# START OF ENTRIES

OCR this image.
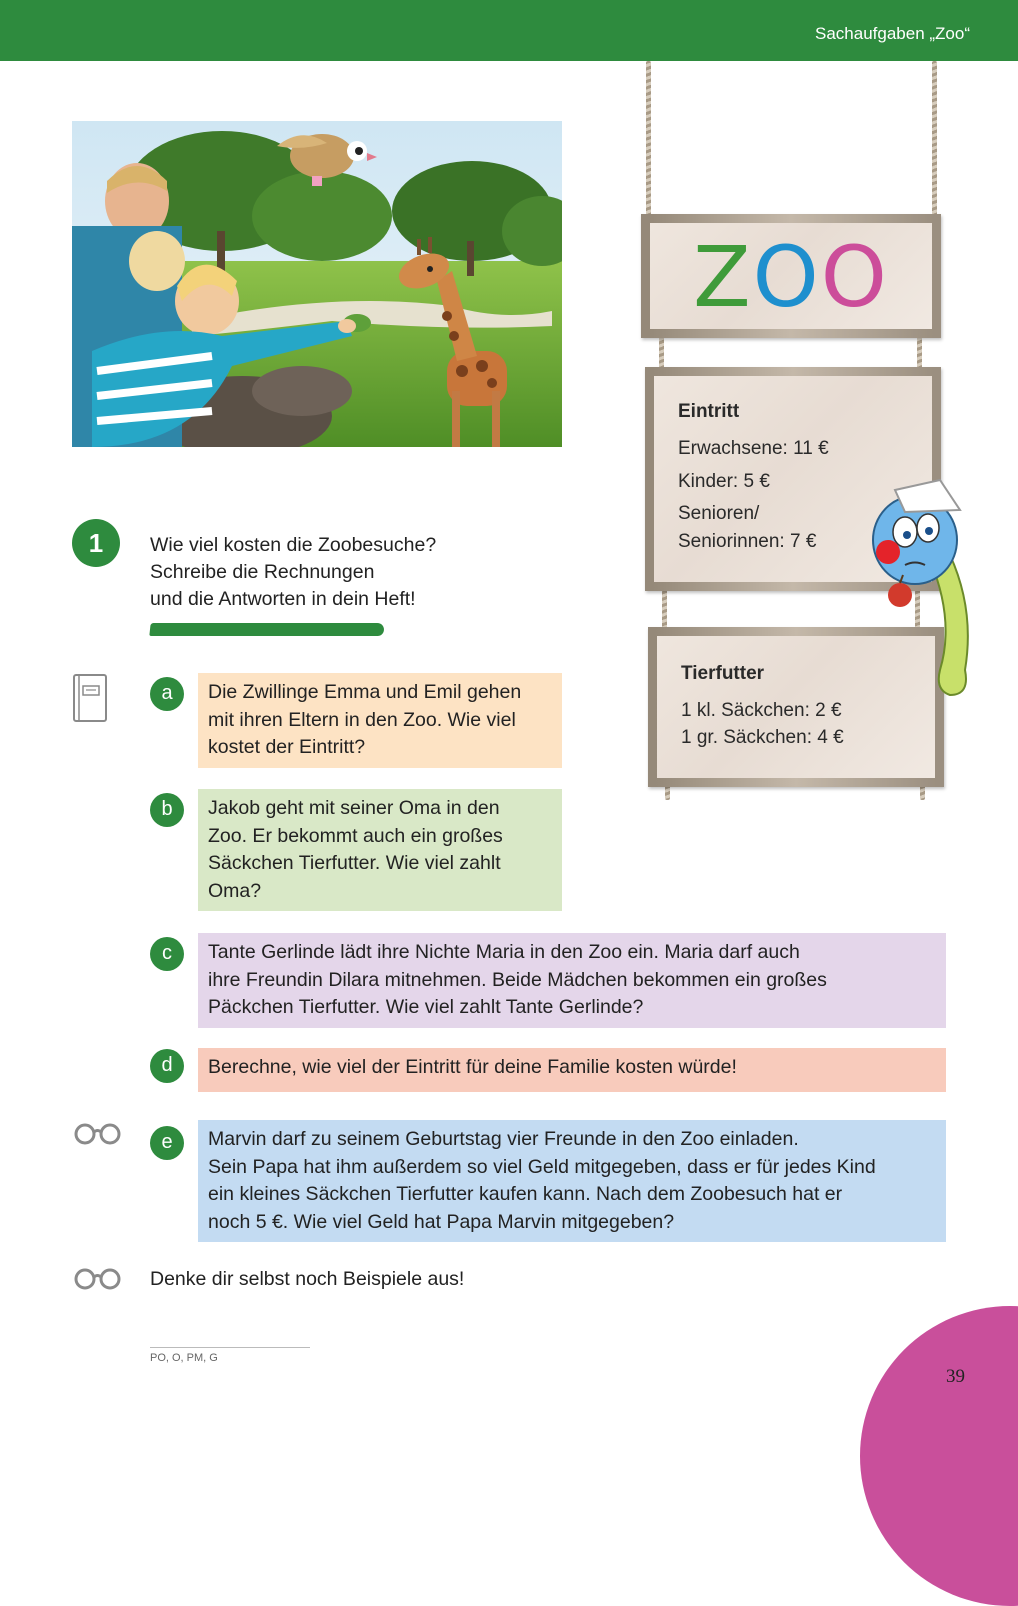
Sachaufgaben „Zoo“
ZOO
Eintritt
Erwachsene: 11 €
Kinder: 5 €
Senioren/
Seniorinnen: 7 €
Tierfutter
1 kl. Säckchen: 2 €
1 gr. Säckchen: 4 €
1	Wie viel kosten die Zoobesuche?
Schreibe die Rechnungen
und die Antworten in dein Heft!
a	Die Zwillinge Emma und Emil gehen
mit ihren Eltern in den Zoo. Wie viel
kostet der Eintritt?
b	Jakob geht mit seiner Oma in den
Zoo. Er bekommt auch ein großes
Säckchen Tierfutter. Wie viel zahlt
Oma?
c	Tante Gerlinde lädt ihre Nichte Maria in den Zoo ein. Maria darf auch
ihre Freundin Dilara mitnehmen. Beide Mädchen bekommen ein großes
Päckchen Tierfutter. Wie viel zahlt Tante Gerlinde?
d	Berechne, wie viel der Eintritt für deine Familie kosten würde!
e	Marvin darf zu seinem Geburtstag vier Freunde in den Zoo einladen.
Sein Papa hat ihm außerdem so viel Geld mitgegeben, dass er für jedes Kind
ein kleines Säckchen Tierfutter kaufen kann. Nach dem Zoobesuch hat er
noch 5 €. Wie viel Geld hat Papa Marvin mitgegeben?
Denke dir selbst noch Beispiele aus!
PO, O, PM, G
39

# END OF ENTRIES

= EXERCISE INSTRUCTIONS =
Strip out the pictures and quote the remaining data word for word.

= RESULT OF THIS EXERCISE =
OCR this image.
Sachaufgaben „Zoo“
ZOO
Eintritt
Erwachsene: 11 €
Kinder: 5 €
Senioren/
Seniorinnen: 7 €
Tierfutter
1 kl. Säckchen: 2 €
1 gr. Säckchen: 4 €
1	Wie viel kosten die Zoobesuche?
Schreibe die Rechnungen
und die Antworten in dein Heft!
a	Die Zwillinge Emma und Emil gehen
mit ihren Eltern in den Zoo. Wie viel
kostet der Eintritt?
b	Jakob geht mit seiner Oma in den
Zoo. Er bekommt auch ein großes
Säckchen Tierfutter. Wie viel zahlt
Oma?
c	Tante Gerlinde lädt ihre Nichte Maria in den Zoo ein. Maria darf auch
ihre Freundin Dilara mitnehmen. Beide Mädchen bekommen ein großes
Päckchen Tierfutter. Wie viel zahlt Tante Gerlinde?
d	Berechne, wie viel der Eintritt für deine Familie kosten würde!
e	Marvin darf zu seinem Geburtstag vier Freunde in den Zoo einladen.
Sein Papa hat ihm außerdem so viel Geld mitgegeben, dass er für jedes Kind
ein kleines Säckchen Tierfutter kaufen kann. Nach dem Zoobesuch hat er
noch 5 €. Wie viel Geld hat Papa Marvin mitgegeben?
Denke dir selbst noch Beispiele aus!
PO, O, PM, G
39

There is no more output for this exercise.